GOAL:
For the entries that follow, tally the lines holding the string "ffffff". Give the total and nothing else.

ENTRIES:
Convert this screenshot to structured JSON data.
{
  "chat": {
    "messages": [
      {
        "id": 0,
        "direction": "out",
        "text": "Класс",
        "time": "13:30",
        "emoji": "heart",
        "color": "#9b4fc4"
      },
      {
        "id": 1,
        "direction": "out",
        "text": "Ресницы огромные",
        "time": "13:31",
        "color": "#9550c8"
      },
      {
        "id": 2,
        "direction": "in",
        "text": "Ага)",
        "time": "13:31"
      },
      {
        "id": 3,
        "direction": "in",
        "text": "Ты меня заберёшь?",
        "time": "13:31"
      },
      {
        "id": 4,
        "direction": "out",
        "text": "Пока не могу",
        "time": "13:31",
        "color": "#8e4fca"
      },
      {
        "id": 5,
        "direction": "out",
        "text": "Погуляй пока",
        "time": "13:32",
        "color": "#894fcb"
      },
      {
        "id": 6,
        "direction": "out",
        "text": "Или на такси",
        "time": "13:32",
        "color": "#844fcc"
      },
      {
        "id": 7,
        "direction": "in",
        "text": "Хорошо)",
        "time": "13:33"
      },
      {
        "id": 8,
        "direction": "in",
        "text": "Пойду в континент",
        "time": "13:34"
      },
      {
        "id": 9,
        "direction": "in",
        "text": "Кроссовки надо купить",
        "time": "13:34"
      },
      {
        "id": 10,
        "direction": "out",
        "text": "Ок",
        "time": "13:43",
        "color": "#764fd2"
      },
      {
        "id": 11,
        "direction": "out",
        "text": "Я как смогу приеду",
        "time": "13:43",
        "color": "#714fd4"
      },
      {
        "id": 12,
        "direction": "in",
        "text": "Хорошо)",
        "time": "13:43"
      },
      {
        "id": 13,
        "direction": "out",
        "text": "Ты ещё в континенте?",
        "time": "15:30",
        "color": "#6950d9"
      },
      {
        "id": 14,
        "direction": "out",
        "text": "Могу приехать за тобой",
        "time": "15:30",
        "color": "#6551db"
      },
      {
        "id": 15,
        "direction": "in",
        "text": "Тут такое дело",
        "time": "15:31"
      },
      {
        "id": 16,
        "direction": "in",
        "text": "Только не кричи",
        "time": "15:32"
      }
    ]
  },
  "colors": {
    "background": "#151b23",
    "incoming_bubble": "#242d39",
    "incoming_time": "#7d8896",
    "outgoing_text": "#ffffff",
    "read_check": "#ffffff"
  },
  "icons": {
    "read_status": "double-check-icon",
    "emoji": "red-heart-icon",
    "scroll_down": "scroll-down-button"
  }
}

REPLY:
2